--- Task directions ---
What follows are records. Restate all of them word for word.

=== Source material ===

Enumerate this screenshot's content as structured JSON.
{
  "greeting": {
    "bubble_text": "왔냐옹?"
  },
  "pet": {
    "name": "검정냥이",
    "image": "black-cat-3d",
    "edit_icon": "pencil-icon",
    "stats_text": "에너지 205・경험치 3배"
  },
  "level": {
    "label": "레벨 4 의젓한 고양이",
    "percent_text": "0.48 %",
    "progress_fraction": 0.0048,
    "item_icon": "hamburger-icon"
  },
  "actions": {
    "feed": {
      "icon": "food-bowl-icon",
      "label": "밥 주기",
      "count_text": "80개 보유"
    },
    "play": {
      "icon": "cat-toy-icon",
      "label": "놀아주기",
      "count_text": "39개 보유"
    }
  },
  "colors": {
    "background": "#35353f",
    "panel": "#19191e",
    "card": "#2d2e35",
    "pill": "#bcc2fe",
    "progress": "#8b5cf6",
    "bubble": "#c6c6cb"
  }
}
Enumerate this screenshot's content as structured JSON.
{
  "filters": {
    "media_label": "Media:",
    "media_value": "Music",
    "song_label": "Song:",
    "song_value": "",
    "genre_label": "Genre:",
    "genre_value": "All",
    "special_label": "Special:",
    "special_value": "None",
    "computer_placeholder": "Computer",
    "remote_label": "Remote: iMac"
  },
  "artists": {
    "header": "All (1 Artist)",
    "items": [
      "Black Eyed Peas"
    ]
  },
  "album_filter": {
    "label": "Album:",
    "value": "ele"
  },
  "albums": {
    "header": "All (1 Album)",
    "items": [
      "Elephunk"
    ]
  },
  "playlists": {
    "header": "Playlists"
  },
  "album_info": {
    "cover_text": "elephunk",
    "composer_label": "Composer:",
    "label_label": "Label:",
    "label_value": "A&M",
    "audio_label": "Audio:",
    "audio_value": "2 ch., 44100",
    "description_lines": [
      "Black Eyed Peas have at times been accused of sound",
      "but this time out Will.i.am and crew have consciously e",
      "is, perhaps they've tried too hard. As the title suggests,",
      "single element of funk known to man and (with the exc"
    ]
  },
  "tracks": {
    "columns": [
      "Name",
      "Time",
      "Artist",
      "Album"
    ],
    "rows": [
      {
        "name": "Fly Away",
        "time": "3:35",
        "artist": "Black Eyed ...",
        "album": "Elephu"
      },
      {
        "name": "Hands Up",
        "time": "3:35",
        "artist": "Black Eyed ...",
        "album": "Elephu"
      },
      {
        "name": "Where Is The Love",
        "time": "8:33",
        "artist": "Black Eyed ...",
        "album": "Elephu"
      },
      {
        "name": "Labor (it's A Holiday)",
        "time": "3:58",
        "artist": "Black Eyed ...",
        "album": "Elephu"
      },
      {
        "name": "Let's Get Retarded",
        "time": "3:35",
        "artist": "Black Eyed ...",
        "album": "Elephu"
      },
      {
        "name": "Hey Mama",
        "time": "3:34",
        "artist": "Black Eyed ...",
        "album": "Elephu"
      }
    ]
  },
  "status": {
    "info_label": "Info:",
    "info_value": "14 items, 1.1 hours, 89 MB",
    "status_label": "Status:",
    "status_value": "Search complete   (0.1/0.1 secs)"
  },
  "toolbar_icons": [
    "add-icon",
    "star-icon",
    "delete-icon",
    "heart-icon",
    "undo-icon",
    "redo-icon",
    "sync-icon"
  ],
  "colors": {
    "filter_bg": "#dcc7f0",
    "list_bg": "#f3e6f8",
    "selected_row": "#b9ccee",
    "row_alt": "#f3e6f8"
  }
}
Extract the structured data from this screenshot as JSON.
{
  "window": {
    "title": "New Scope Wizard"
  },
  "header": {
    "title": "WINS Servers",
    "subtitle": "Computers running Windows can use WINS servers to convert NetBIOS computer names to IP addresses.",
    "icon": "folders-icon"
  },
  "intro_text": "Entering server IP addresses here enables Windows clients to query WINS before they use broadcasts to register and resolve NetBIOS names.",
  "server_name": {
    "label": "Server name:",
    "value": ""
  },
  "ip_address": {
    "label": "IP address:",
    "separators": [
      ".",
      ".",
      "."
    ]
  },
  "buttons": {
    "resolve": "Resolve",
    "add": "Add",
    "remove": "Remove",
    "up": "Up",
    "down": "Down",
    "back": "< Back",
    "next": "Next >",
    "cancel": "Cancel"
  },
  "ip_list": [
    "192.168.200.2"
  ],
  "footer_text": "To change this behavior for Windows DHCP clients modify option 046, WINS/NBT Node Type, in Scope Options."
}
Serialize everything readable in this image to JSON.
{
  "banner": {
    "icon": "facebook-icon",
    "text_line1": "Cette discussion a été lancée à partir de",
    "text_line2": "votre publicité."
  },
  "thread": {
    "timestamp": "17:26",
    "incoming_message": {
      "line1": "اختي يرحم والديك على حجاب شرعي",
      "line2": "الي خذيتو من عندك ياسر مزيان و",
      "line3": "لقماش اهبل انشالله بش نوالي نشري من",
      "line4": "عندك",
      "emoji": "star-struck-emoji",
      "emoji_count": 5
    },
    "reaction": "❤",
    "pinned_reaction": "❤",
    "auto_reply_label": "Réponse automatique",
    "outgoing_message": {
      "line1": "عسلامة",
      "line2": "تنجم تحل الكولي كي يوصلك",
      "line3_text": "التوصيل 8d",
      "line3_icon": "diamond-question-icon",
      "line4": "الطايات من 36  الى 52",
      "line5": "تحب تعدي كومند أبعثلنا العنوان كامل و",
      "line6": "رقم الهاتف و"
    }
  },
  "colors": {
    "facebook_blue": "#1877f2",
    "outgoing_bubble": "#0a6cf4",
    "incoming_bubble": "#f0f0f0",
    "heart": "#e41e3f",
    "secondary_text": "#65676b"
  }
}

===

--- Exercise response ---
Enumerate this screenshot's content as structured JSON.
{
  "greeting": {
    "bubble_text": "왔냐옹?"
  },
  "pet": {
    "name": "검정냥이",
    "image": "black-cat-3d",
    "edit_icon": "pencil-icon",
    "stats_text": "에너지 205・경험치 3배"
  },
  "level": {
    "label": "레벨 4 의젓한 고양이",
    "percent_text": "0.48 %",
    "progress_fraction": 0.0048,
    "item_icon": "hamburger-icon"
  },
  "actions": {
    "feed": {
      "icon": "food-bowl-icon",
      "label": "밥 주기",
      "count_text": "80개 보유"
    },
    "play": {
      "icon": "cat-toy-icon",
      "label": "놀아주기",
      "count_text": "39개 보유"
    }
  },
  "colors": {
    "background": "#35353f",
    "panel": "#19191e",
    "card": "#2d2e35",
    "pill": "#bcc2fe",
    "progress": "#8b5cf6",
    "bubble": "#c6c6cb"
  }
}
Enumerate this screenshot's content as structured JSON.
{
  "filters": {
    "media_label": "Media:",
    "media_value": "Music",
    "song_label": "Song:",
    "song_value": "",
    "genre_label": "Genre:",
    "genre_value": "All",
    "special_label": "Special:",
    "special_value": "None",
    "computer_placeholder": "Computer",
    "remote_label": "Remote: iMac"
  },
  "artists": {
    "header": "All (1 Artist)",
    "items": [
      "Black Eyed Peas"
    ]
  },
  "album_filter": {
    "label": "Album:",
    "value": "ele"
  },
  "albums": {
    "header": "All (1 Album)",
    "items": [
      "Elephunk"
    ]
  },
  "playlists": {
    "header": "Playlists"
  },
  "album_info": {
    "cover_text": "elephunk",
    "composer_label": "Composer:",
    "label_label": "Label:",
    "label_value": "A&M",
    "audio_label": "Audio:",
    "audio_value": "2 ch., 44100",
    "description_lines": [
      "Black Eyed Peas have at times been accused of sound",
      "but this time out Will.i.am and crew have consciously e",
      "is, perhaps they've tried too hard. As the title suggests,",
      "single element of funk known to man and (with the exc"
    ]
  },
  "tracks": {
    "columns": [
      "Name",
      "Time",
      "Artist",
      "Album"
    ],
    "rows": [
      {
        "name": "Fly Away",
        "time": "3:35",
        "artist": "Black Eyed ...",
        "album": "Elephu"
      },
      {
        "name": "Hands Up",
        "time": "3:35",
        "artist": "Black Eyed ...",
        "album": "Elephu"
      },
      {
        "name": "Where Is The Love",
        "time": "8:33",
        "artist": "Black Eyed ...",
        "album": "Elephu"
      },
      {
        "name": "Labor (it's A Holiday)",
        "time": "3:58",
        "artist": "Black Eyed ...",
        "album": "Elephu"
      },
      {
        "name": "Let's Get Retarded",
        "time": "3:35",
        "artist": "Black Eyed ...",
        "album": "Elephu"
      },
      {
        "name": "Hey Mama",
        "time": "3:34",
        "artist": "Black Eyed ...",
        "album": "Elephu"
      }
    ]
  },
  "status": {
    "info_label": "Info:",
    "info_value": "14 items, 1.1 hours, 89 MB",
    "status_label": "Status:",
    "status_value": "Search complete   (0.1/0.1 secs)"
  },
  "toolbar_icons": [
    "add-icon",
    "star-icon",
    "delete-icon",
    "heart-icon",
    "undo-icon",
    "redo-icon",
    "sync-icon"
  ],
  "colors": {
    "filter_bg": "#dcc7f0",
    "list_bg": "#f3e6f8",
    "selected_row": "#b9ccee",
    "row_alt": "#f3e6f8"
  }
}
Extract the structured data from this screenshot as JSON.
{
  "window": {
    "title": "New Scope Wizard"
  },
  "header": {
    "title": "WINS Servers",
    "subtitle": "Computers running Windows can use WINS servers to convert NetBIOS computer names to IP addresses.",
    "icon": "folders-icon"
  },
  "intro_text": "Entering server IP addresses here enables Windows clients to query WINS before they use broadcasts to register and resolve NetBIOS names.",
  "server_name": {
    "label": "Server name:",
    "value": ""
  },
  "ip_address": {
    "label": "IP address:",
    "separators": [
      ".",
      ".",
      "."
    ]
  },
  "buttons": {
    "resolve": "Resolve",
    "add": "Add",
    "remove": "Remove",
    "up": "Up",
    "down": "Down",
    "back": "< Back",
    "next": "Next >",
    "cancel": "Cancel"
  },
  "ip_list": [
    "192.168.200.2"
  ],
  "footer_text": "To change this behavior for Windows DHCP clients modify option 046, WINS/NBT Node Type, in Scope Options."
}
Serialize everything readable in this image to JSON.
{
  "banner": {
    "icon": "facebook-icon",
    "text_line1": "Cette discussion a été lancée à partir de",
    "text_line2": "votre publicité."
  },
  "thread": {
    "timestamp": "17:26",
    "incoming_message": {
      "line1": "اختي يرحم والديك على حجاب شرعي",
      "line2": "الي خذيتو من عندك ياسر مزيان و",
      "line3": "لقماش اهبل انشالله بش نوالي نشري من",
      "line4": "عندك",
      "emoji": "star-struck-emoji",
      "emoji_count": 5
    },
    "reaction": "❤",
    "pinned_reaction": "❤",
    "auto_reply_label": "Réponse automatique",
    "outgoing_message": {
      "line1": "عسلامة",
      "line2": "تنجم تحل الكولي كي يوصلك",
      "line3_text": "التوصيل 8d",
      "line3_icon": "diamond-question-icon",
      "line4": "الطايات من 36  الى 52",
      "line5": "تحب تعدي كومند أبعثلنا العنوان كامل و",
      "line6": "رقم الهاتف و"
    }
  },
  "colors": {
    "facebook_blue": "#1877f2",
    "outgoing_bubble": "#0a6cf4",
    "incoming_bubble": "#f0f0f0",
    "heart": "#e41e3f",
    "secondary_text": "#65676b"
  }
}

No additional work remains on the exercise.